Spot each line that carries the word "color"; copy those lines.

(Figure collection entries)
※

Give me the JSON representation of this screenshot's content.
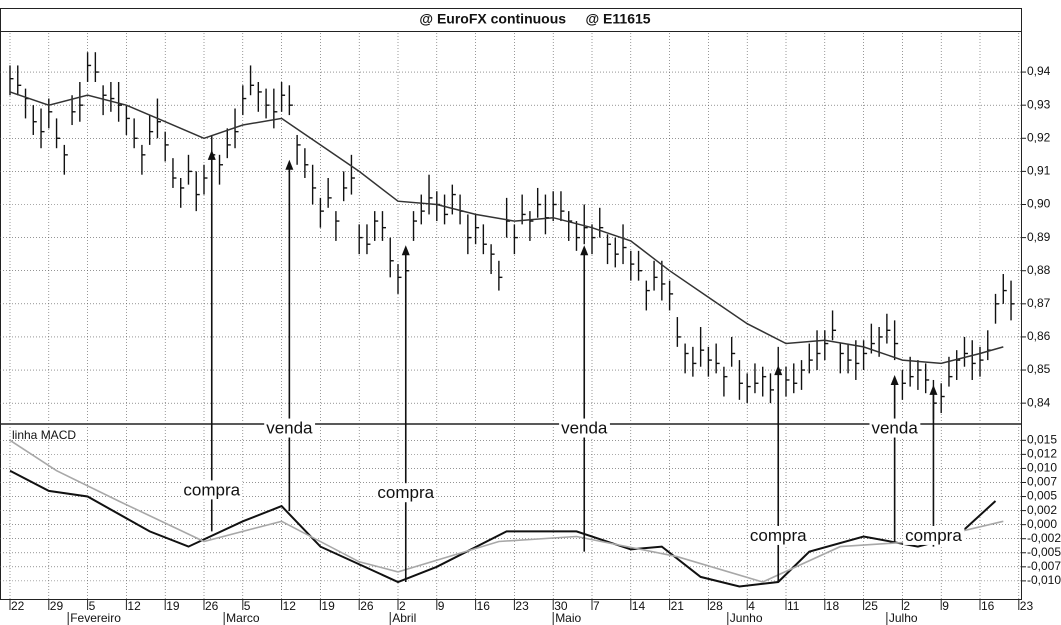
{
  "chart_data": [
    {
      "type": "ohlc",
      "title": "@ EuroFX continuous     @ E11615",
      "ylim": [
        0.8337,
        0.9518
      ],
      "yticks": [
        {
          "value": 0.94,
          "label": "0,94"
        },
        {
          "value": 0.93,
          "label": "0,93"
        },
        {
          "value": 0.92,
          "label": "0,92"
        },
        {
          "value": 0.91,
          "label": "0,91"
        },
        {
          "value": 0.9,
          "label": "0,90"
        },
        {
          "value": 0.89,
          "label": "0,89"
        },
        {
          "value": 0.88,
          "label": "0,88"
        },
        {
          "value": 0.87,
          "label": "0,87"
        },
        {
          "value": 0.86,
          "label": "0,86"
        },
        {
          "value": 0.85,
          "label": "0,85"
        },
        {
          "value": 0.84,
          "label": "0,84"
        }
      ],
      "grid": true,
      "color": "#111111",
      "high": [
        0.942,
        0.942,
        0.935,
        0.93,
        0.929,
        0.932,
        0.926,
        0.918,
        0.933,
        0.937,
        0.946,
        0.946,
        0.936,
        0.937,
        0.937,
        0.93,
        0.926,
        0.918,
        0.927,
        0.932,
        0.922,
        0.914,
        0.908,
        0.915,
        0.91,
        0.912,
        0.921,
        0.915,
        0.923,
        0.929,
        0.936,
        0.942,
        0.937,
        0.935,
        0.935,
        0.937,
        0.936,
        0.921,
        0.917,
        0.912,
        0.902,
        0.908,
        0.898,
        0.91,
        0.915,
        0.894,
        0.894,
        0.898,
        0.898,
        0.89,
        0.882,
        0.886,
        0.898,
        0.903,
        0.909,
        0.904,
        0.903,
        0.906,
        0.903,
        0.897,
        0.897,
        0.894,
        0.888,
        0.883,
        0.902,
        0.894,
        0.903,
        0.898,
        0.905,
        0.903,
        0.904,
        0.904,
        0.898,
        0.895,
        0.9,
        0.894,
        0.899,
        0.891,
        0.89,
        0.894,
        0.886,
        0.886,
        0.877,
        0.883,
        0.883,
        0.877,
        0.866,
        0.858,
        0.857,
        0.863,
        0.857,
        0.858,
        0.851,
        0.86,
        0.853,
        0.849,
        0.852,
        0.851,
        0.849,
        0.857,
        0.851,
        0.852,
        0.853,
        0.858,
        0.862,
        0.862,
        0.868,
        0.858,
        0.858,
        0.859,
        0.859,
        0.864,
        0.863,
        0.867,
        0.865,
        0.85,
        0.854,
        0.853,
        0.852,
        0.847,
        0.846,
        0.854,
        0.856,
        0.86,
        0.859,
        0.857,
        0.862,
        0.873,
        0.879,
        0.877
      ],
      "low": [
        0.933,
        0.933,
        0.926,
        0.921,
        0.917,
        0.923,
        0.917,
        0.909,
        0.924,
        0.925,
        0.937,
        0.937,
        0.927,
        0.928,
        0.925,
        0.921,
        0.917,
        0.909,
        0.918,
        0.92,
        0.913,
        0.905,
        0.899,
        0.906,
        0.898,
        0.903,
        0.912,
        0.906,
        0.914,
        0.917,
        0.927,
        0.933,
        0.928,
        0.926,
        0.923,
        0.928,
        0.927,
        0.912,
        0.908,
        0.9,
        0.893,
        0.899,
        0.889,
        0.901,
        0.903,
        0.885,
        0.885,
        0.889,
        0.889,
        0.878,
        0.873,
        0.877,
        0.889,
        0.894,
        0.897,
        0.895,
        0.894,
        0.897,
        0.894,
        0.885,
        0.888,
        0.885,
        0.879,
        0.874,
        0.89,
        0.885,
        0.894,
        0.889,
        0.896,
        0.891,
        0.895,
        0.895,
        0.889,
        0.886,
        0.888,
        0.885,
        0.89,
        0.882,
        0.881,
        0.882,
        0.877,
        0.877,
        0.868,
        0.874,
        0.871,
        0.868,
        0.857,
        0.849,
        0.848,
        0.851,
        0.848,
        0.849,
        0.842,
        0.851,
        0.841,
        0.84,
        0.843,
        0.842,
        0.84,
        0.845,
        0.842,
        0.843,
        0.844,
        0.849,
        0.85,
        0.853,
        0.859,
        0.849,
        0.849,
        0.847,
        0.85,
        0.855,
        0.854,
        0.858,
        0.853,
        0.841,
        0.845,
        0.844,
        0.843,
        0.835,
        0.837,
        0.845,
        0.847,
        0.851,
        0.847,
        0.848,
        0.853,
        0.864,
        0.87,
        0.865
      ],
      "close": [
        0.938,
        0.936,
        0.932,
        0.925,
        0.922,
        0.928,
        0.92,
        0.915,
        0.928,
        0.93,
        0.942,
        0.94,
        0.933,
        0.932,
        0.93,
        0.926,
        0.92,
        0.915,
        0.922,
        0.925,
        0.918,
        0.908,
        0.905,
        0.91,
        0.903,
        0.908,
        0.915,
        0.912,
        0.918,
        0.922,
        0.932,
        0.936,
        0.934,
        0.93,
        0.928,
        0.933,
        0.93,
        0.918,
        0.912,
        0.905,
        0.898,
        0.902,
        0.895,
        0.905,
        0.908,
        0.89,
        0.888,
        0.895,
        0.893,
        0.883,
        0.878,
        0.88,
        0.895,
        0.898,
        0.902,
        0.9,
        0.897,
        0.903,
        0.898,
        0.89,
        0.893,
        0.888,
        0.885,
        0.878,
        0.895,
        0.89,
        0.897,
        0.895,
        0.9,
        0.896,
        0.9,
        0.898,
        0.895,
        0.89,
        0.893,
        0.89,
        0.893,
        0.888,
        0.885,
        0.887,
        0.882,
        0.88,
        0.874,
        0.878,
        0.876,
        0.873,
        0.86,
        0.855,
        0.852,
        0.856,
        0.853,
        0.852,
        0.848,
        0.855,
        0.846,
        0.845,
        0.846,
        0.848,
        0.844,
        0.85,
        0.847,
        0.846,
        0.85,
        0.853,
        0.855,
        0.858,
        0.862,
        0.855,
        0.853,
        0.852,
        0.855,
        0.858,
        0.86,
        0.862,
        0.858,
        0.846,
        0.848,
        0.85,
        0.847,
        0.84,
        0.842,
        0.848,
        0.853,
        0.855,
        0.852,
        0.853,
        0.856,
        0.87,
        0.874,
        0.87
      ],
      "moving_average": {
        "color": "#333333",
        "x": [
          0,
          5,
          10,
          15,
          20,
          25,
          30,
          35,
          40,
          45,
          50,
          55,
          60,
          65,
          70,
          75,
          80,
          85,
          90,
          95,
          100,
          105,
          110,
          115,
          120,
          125,
          128
        ],
        "values": [
          0.934,
          0.93,
          0.933,
          0.93,
          0.925,
          0.92,
          0.924,
          0.926,
          0.918,
          0.91,
          0.901,
          0.9,
          0.897,
          0.895,
          0.896,
          0.893,
          0.889,
          0.88,
          0.872,
          0.864,
          0.858,
          0.859,
          0.857,
          0.853,
          0.852,
          0.855,
          0.857
        ]
      }
    },
    {
      "type": "line",
      "label": "linha MACD",
      "ylim": [
        -0.0134,
        0.0179
      ],
      "yticks": [
        {
          "value": 0.015,
          "label": "0,015"
        },
        {
          "value": 0.0125,
          "label": "0,012"
        },
        {
          "value": 0.01,
          "label": "0,010"
        },
        {
          "value": 0.0075,
          "label": "0,007"
        },
        {
          "value": 0.005,
          "label": "0,005"
        },
        {
          "value": 0.0025,
          "label": "0,002"
        },
        {
          "value": 0,
          "label": "0,000"
        },
        {
          "value": -0.0025,
          "label": "-0,002"
        },
        {
          "value": -0.005,
          "label": "-0,005"
        },
        {
          "value": -0.0075,
          "label": "-0,007"
        },
        {
          "value": -0.01,
          "label": "-0,010"
        }
      ],
      "xlim": [
        -1,
        130.5
      ],
      "xticks": [
        {
          "value": 0,
          "label": "22"
        },
        {
          "value": 5,
          "label": "29"
        },
        {
          "value": 10,
          "label": "5"
        },
        {
          "value": 15,
          "label": "12"
        },
        {
          "value": 20,
          "label": "19"
        },
        {
          "value": 25,
          "label": "26"
        },
        {
          "value": 30,
          "label": "5"
        },
        {
          "value": 35,
          "label": "12"
        },
        {
          "value": 40,
          "label": "19"
        },
        {
          "value": 45,
          "label": "26"
        },
        {
          "value": 50,
          "label": "2"
        },
        {
          "value": 55,
          "label": "9"
        },
        {
          "value": 60,
          "label": "16"
        },
        {
          "value": 65,
          "label": "23"
        },
        {
          "value": 70,
          "label": "30"
        },
        {
          "value": 75,
          "label": "7"
        },
        {
          "value": 80,
          "label": "14"
        },
        {
          "value": 85,
          "label": "21"
        },
        {
          "value": 90,
          "label": "28"
        },
        {
          "value": 95,
          "label": "4"
        },
        {
          "value": 100,
          "label": "11"
        },
        {
          "value": 105,
          "label": "18"
        },
        {
          "value": 110,
          "label": "25"
        },
        {
          "value": 115,
          "label": "2"
        },
        {
          "value": 120,
          "label": "9"
        },
        {
          "value": 125,
          "label": "16"
        },
        {
          "value": 130,
          "label": "23"
        }
      ],
      "months": [
        {
          "label": "Fevereiro",
          "x": 7.5
        },
        {
          "label": "Marco",
          "x": 27.6
        },
        {
          "label": "Abril",
          "x": 49
        },
        {
          "label": "Maio",
          "x": 70
        },
        {
          "label": "Junho",
          "x": 92.5
        },
        {
          "label": "Julho",
          "x": 113
        }
      ],
      "grid": true,
      "series": [
        {
          "color": "#111111",
          "x": [
            0,
            5,
            10,
            18,
            23,
            30,
            35,
            40,
            50,
            55,
            64,
            73,
            80,
            84,
            89,
            94,
            99,
            103,
            110,
            117,
            122,
            127
          ],
          "values": [
            0.0096,
            0.006,
            0.005,
            -0.0012,
            -0.0039,
            0.0006,
            0.0033,
            -0.0039,
            -0.0102,
            -0.0075,
            -0.0012,
            -0.0012,
            -0.0044,
            -0.0039,
            -0.0093,
            -0.011,
            -0.0102,
            -0.0048,
            -0.0021,
            -0.0039,
            -0.0021,
            0.0042
          ]
        },
        {
          "color": "#a8a8a8",
          "x": [
            0,
            6,
            14,
            25,
            35,
            45,
            50,
            63,
            73,
            86,
            97,
            107,
            117,
            128
          ],
          "values": [
            0.015,
            0.0096,
            0.0042,
            -0.003,
            0.0006,
            -0.0066,
            -0.0084,
            -0.003,
            -0.0021,
            -0.0057,
            -0.0102,
            -0.0039,
            -0.003,
            0.0006
          ]
        }
      ],
      "annotations": [
        {
          "text": "compra",
          "x": 26,
          "y": 0.006,
          "arrow_from": -0.0012,
          "arrow_to": 0.9165
        },
        {
          "text": "venda",
          "x": 36,
          "y": 0.017,
          "arrow_from": 0.0024,
          "arrow_to": 0.9135
        },
        {
          "text": "compra",
          "x": 51,
          "y": 0.0055,
          "arrow_from": -0.0102,
          "arrow_to": 0.8877
        },
        {
          "text": "venda",
          "x": 74,
          "y": 0.017,
          "arrow_from": -0.0048,
          "arrow_to": 0.8877
        },
        {
          "text": "compra",
          "x": 99,
          "y": -0.0021,
          "arrow_from": -0.0102,
          "arrow_to": 0.8515
        },
        {
          "text": "venda",
          "x": 114,
          "y": 0.017,
          "arrow_from": -0.003,
          "arrow_to": 0.8485
        },
        {
          "text": "compra",
          "x": 119,
          "y": -0.0021,
          "arrow_from": -0.0039,
          "arrow_to": 0.8455
        }
      ]
    }
  ]
}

※

» **Solution for this problem**:
      "color": "#111111",
        "color": "#333333",
          "color": "#111111",
          "color": "#a8a8a8",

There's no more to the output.